START Data section

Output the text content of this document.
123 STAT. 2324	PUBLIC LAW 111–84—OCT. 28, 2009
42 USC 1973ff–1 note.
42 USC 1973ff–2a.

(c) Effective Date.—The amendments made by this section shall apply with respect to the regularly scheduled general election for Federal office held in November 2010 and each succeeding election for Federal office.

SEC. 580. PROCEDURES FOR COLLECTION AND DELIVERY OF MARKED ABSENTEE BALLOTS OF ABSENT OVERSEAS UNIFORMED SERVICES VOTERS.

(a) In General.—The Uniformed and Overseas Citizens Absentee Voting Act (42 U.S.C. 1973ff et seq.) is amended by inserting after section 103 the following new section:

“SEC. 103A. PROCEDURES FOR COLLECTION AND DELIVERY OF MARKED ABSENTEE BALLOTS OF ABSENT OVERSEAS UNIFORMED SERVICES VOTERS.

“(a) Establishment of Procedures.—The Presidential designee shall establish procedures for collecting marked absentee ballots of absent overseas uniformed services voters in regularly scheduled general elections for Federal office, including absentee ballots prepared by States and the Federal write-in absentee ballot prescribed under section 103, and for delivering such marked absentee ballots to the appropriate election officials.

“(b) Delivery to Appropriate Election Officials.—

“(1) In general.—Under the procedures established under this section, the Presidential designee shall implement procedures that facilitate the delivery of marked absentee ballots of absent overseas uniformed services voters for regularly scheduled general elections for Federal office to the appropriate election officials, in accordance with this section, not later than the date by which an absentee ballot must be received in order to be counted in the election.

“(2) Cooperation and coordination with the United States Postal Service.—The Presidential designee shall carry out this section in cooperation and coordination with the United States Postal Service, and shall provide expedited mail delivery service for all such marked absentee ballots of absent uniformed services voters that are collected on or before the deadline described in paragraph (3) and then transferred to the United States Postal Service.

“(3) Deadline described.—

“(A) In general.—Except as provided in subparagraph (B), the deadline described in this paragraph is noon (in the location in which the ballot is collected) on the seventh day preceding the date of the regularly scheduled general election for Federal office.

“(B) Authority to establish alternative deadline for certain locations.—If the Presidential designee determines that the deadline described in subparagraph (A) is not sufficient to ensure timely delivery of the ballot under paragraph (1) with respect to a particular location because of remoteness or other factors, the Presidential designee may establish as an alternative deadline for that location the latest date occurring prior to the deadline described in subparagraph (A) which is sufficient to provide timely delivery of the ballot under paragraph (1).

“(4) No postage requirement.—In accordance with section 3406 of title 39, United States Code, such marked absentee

END Data section

■ The task:
In the entries above, find the lines containing the word "United" and say how many there are, with no other words.

■ Response for this exercise:
2